[Brief]:
Your task is to repeat all of the material exactly.

Collection entries
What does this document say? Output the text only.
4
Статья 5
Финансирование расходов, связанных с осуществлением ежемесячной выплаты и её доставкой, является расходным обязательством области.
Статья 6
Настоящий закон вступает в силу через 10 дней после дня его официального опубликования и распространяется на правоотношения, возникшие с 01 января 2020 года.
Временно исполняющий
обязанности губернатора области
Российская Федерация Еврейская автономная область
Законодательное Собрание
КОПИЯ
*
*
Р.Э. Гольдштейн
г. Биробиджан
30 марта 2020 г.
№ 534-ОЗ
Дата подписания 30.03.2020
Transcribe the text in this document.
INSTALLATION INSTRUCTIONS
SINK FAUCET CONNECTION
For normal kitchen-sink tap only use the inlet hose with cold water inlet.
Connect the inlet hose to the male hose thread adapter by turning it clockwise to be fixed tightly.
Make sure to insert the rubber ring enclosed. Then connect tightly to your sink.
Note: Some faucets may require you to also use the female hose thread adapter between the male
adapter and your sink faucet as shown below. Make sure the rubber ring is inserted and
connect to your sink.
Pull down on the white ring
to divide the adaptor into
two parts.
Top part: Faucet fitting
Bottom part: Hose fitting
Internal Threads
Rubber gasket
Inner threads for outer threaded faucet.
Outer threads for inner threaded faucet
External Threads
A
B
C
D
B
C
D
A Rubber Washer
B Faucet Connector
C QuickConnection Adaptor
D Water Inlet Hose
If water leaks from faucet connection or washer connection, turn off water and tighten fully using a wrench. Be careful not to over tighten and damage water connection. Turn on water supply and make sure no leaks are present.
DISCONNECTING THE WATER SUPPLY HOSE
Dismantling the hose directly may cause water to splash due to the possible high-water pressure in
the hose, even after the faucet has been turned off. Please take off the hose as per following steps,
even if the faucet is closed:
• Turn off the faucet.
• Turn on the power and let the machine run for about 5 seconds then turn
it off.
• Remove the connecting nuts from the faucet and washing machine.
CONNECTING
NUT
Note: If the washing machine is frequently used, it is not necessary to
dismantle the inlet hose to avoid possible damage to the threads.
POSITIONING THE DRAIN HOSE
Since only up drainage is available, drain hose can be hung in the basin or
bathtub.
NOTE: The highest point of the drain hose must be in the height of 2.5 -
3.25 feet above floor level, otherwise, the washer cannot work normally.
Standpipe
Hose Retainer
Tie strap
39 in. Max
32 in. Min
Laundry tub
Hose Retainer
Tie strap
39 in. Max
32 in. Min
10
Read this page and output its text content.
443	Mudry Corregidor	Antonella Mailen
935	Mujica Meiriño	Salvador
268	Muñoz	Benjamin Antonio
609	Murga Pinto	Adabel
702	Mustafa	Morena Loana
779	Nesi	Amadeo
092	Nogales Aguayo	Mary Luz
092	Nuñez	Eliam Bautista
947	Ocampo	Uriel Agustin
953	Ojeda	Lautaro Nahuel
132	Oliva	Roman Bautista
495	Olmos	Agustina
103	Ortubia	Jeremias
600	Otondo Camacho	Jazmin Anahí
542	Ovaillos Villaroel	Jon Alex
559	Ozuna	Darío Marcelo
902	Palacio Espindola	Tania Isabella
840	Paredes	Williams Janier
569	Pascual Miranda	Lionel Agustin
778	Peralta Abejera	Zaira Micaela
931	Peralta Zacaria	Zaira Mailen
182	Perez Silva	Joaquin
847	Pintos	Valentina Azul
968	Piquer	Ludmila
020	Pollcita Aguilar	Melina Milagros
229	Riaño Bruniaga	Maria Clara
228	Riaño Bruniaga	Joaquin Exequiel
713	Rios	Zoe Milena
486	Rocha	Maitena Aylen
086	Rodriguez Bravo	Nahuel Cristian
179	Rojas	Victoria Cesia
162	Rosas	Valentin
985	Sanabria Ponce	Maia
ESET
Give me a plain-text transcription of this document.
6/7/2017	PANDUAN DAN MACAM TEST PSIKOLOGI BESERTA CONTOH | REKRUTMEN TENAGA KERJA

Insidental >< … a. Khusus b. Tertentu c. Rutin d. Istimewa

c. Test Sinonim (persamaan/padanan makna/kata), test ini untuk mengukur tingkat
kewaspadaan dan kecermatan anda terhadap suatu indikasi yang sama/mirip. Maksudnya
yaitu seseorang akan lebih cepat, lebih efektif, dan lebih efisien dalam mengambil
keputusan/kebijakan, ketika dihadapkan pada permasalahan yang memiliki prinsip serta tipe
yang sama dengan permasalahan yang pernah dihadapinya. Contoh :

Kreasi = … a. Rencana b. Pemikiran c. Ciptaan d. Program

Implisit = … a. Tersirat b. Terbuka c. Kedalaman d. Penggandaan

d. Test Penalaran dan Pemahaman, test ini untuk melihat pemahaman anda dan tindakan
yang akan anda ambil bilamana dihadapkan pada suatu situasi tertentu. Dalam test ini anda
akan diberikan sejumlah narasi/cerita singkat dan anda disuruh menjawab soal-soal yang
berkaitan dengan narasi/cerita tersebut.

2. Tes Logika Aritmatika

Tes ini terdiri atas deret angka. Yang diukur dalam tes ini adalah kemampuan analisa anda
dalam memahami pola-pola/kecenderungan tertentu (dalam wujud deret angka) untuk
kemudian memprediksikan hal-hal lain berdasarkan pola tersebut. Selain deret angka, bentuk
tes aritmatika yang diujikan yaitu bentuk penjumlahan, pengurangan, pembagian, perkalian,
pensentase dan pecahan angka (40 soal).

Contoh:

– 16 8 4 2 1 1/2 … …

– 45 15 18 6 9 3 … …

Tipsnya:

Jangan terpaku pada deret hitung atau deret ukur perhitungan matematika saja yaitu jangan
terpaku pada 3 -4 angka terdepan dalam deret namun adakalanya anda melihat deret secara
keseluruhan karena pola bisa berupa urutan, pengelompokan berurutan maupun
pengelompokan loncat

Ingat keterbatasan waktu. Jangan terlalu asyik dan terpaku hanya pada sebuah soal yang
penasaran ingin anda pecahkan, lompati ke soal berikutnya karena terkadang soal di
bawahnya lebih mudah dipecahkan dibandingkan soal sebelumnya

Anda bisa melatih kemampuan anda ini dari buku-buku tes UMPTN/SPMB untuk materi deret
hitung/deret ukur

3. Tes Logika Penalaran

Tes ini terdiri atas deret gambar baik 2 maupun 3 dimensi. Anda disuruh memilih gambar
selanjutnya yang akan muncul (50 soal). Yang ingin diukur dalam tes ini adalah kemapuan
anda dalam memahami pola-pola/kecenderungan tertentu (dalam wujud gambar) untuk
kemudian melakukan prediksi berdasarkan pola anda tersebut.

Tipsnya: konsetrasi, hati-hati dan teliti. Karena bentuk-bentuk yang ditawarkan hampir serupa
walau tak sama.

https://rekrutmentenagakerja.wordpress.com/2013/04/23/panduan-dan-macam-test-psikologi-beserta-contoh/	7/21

[Result for this task]:
What does this document say? Output the text only.
4
Статья 5
Финансирование расходов, связанных с осуществлением ежемесячной выплаты и её доставкой, является расходным обязательством области.
Статья 6
Настоящий закон вступает в силу через 10 дней после дня его официального опубликования и распространяется на правоотношения, возникшие с 01 января 2020 года.
Временно исполняющий
обязанности губернатора области
Российская Федерация Еврейская автономная область
Законодательное Собрание
КОПИЯ
*
*
Р.Э. Гольдштейн
г. Биробиджан
30 марта 2020 г.
№ 534-ОЗ
Дата подписания 30.03.2020
Transcribe the text in this document.
INSTALLATION INSTRUCTIONS
SINK FAUCET CONNECTION
For normal kitchen-sink tap only use the inlet hose with cold water inlet.
Connect the inlet hose to the male hose thread adapter by turning it clockwise to be fixed tightly.
Make sure to insert the rubber ring enclosed. Then connect tightly to your sink.
Note: Some faucets may require you to also use the female hose thread adapter between the male
adapter and your sink faucet as shown below. Make sure the rubber ring is inserted and
connect to your sink.
Pull down on the white ring
to divide the adaptor into
two parts.
Top part: Faucet fitting
Bottom part: Hose fitting
Internal Threads
Rubber gasket
Inner threads for outer threaded faucet.
Outer threads for inner threaded faucet
External Threads
A
B
C
D
B
C
D
A Rubber Washer
B Faucet Connector
C QuickConnection Adaptor
D Water Inlet Hose
If water leaks from faucet connection or washer connection, turn off water and tighten fully using a wrench. Be careful not to over tighten and damage water connection. Turn on water supply and make sure no leaks are present.
DISCONNECTING THE WATER SUPPLY HOSE
Dismantling the hose directly may cause water to splash due to the possible high-water pressure in
the hose, even after the faucet has been turned off. Please take off the hose as per following steps,
even if the faucet is closed:
• Turn off the faucet.
• Turn on the power and let the machine run for about 5 seconds then turn
it off.
• Remove the connecting nuts from the faucet and washing machine.
CONNECTING
NUT
Note: If the washing machine is frequently used, it is not necessary to
dismantle the inlet hose to avoid possible damage to the threads.
POSITIONING THE DRAIN HOSE
Since only up drainage is available, drain hose can be hung in the basin or
bathtub.
NOTE: The highest point of the drain hose must be in the height of 2.5 -
3.25 feet above floor level, otherwise, the washer cannot work normally.
Standpipe
Hose Retainer
Tie strap
39 in. Max
32 in. Min
Laundry tub
Hose Retainer
Tie strap
39 in. Max
32 in. Min
10
Read this page and output its text content.
443	Mudry Corregidor	Antonella Mailen
935	Mujica Meiriño	Salvador
268	Muñoz	Benjamin Antonio
609	Murga Pinto	Adabel
702	Mustafa	Morena Loana
779	Nesi	Amadeo
092	Nogales Aguayo	Mary Luz
092	Nuñez	Eliam Bautista
947	Ocampo	Uriel Agustin
953	Ojeda	Lautaro Nahuel
132	Oliva	Roman Bautista
495	Olmos	Agustina
103	Ortubia	Jeremias
600	Otondo Camacho	Jazmin Anahí
542	Ovaillos Villaroel	Jon Alex
559	Ozuna	Darío Marcelo
902	Palacio Espindola	Tania Isabella
840	Paredes	Williams Janier
569	Pascual Miranda	Lionel Agustin
778	Peralta Abejera	Zaira Micaela
931	Peralta Zacaria	Zaira Mailen
182	Perez Silva	Joaquin
847	Pintos	Valentina Azul
968	Piquer	Ludmila
020	Pollcita Aguilar	Melina Milagros
229	Riaño Bruniaga	Maria Clara
228	Riaño Bruniaga	Joaquin Exequiel
713	Rios	Zoe Milena
486	Rocha	Maitena Aylen
086	Rodriguez Bravo	Nahuel Cristian
179	Rojas	Victoria Cesia
162	Rosas	Valentin
985	Sanabria Ponce	Maia
ESET
Give me a plain-text transcription of this document.
6/7/2017	PANDUAN DAN MACAM TEST PSIKOLOGI BESERTA CONTOH | REKRUTMEN TENAGA KERJA

Insidental >< … a. Khusus b. Tertentu c. Rutin d. Istimewa

c. Test Sinonim (persamaan/padanan makna/kata), test ini untuk mengukur tingkat
kewaspadaan dan kecermatan anda terhadap suatu indikasi yang sama/mirip. Maksudnya
yaitu seseorang akan lebih cepat, lebih efektif, dan lebih efisien dalam mengambil
keputusan/kebijakan, ketika dihadapkan pada permasalahan yang memiliki prinsip serta tipe
yang sama dengan permasalahan yang pernah dihadapinya. Contoh :

Kreasi = … a. Rencana b. Pemikiran c. Ciptaan d. Program

Implisit = … a. Tersirat b. Terbuka c. Kedalaman d. Penggandaan

d. Test Penalaran dan Pemahaman, test ini untuk melihat pemahaman anda dan tindakan
yang akan anda ambil bilamana dihadapkan pada suatu situasi tertentu. Dalam test ini anda
akan diberikan sejumlah narasi/cerita singkat dan anda disuruh menjawab soal-soal yang
berkaitan dengan narasi/cerita tersebut.

2. Tes Logika Aritmatika

Tes ini terdiri atas deret angka. Yang diukur dalam tes ini adalah kemampuan analisa anda
dalam memahami pola-pola/kecenderungan tertentu (dalam wujud deret angka) untuk
kemudian memprediksikan hal-hal lain berdasarkan pola tersebut. Selain deret angka, bentuk
tes aritmatika yang diujikan yaitu bentuk penjumlahan, pengurangan, pembagian, perkalian,
pensentase dan pecahan angka (40 soal).

Contoh:

– 16 8 4 2 1 1/2 … …

– 45 15 18 6 9 3 … …

Tipsnya:

Jangan terpaku pada deret hitung atau deret ukur perhitungan matematika saja yaitu jangan
terpaku pada 3 -4 angka terdepan dalam deret namun adakalanya anda melihat deret secara
keseluruhan karena pola bisa berupa urutan, pengelompokan berurutan maupun
pengelompokan loncat

Ingat keterbatasan waktu. Jangan terlalu asyik dan terpaku hanya pada sebuah soal yang
penasaran ingin anda pecahkan, lompati ke soal berikutnya karena terkadang soal di
bawahnya lebih mudah dipecahkan dibandingkan soal sebelumnya

Anda bisa melatih kemampuan anda ini dari buku-buku tes UMPTN/SPMB untuk materi deret
hitung/deret ukur

3. Tes Logika Penalaran

Tes ini terdiri atas deret gambar baik 2 maupun 3 dimensi. Anda disuruh memilih gambar
selanjutnya yang akan muncul (50 soal). Yang ingin diukur dalam tes ini adalah kemapuan
anda dalam memahami pola-pola/kecenderungan tertentu (dalam wujud gambar) untuk
kemudian melakukan prediksi berdasarkan pola anda tersebut.

Tipsnya: konsetrasi, hati-hati dan teliti. Karena bentuk-bentuk yang ditawarkan hampir serupa
walau tak sama.

https://rekrutmentenagakerja.wordpress.com/2013/04/23/panduan-dan-macam-test-psikologi-beserta-contoh/	7/21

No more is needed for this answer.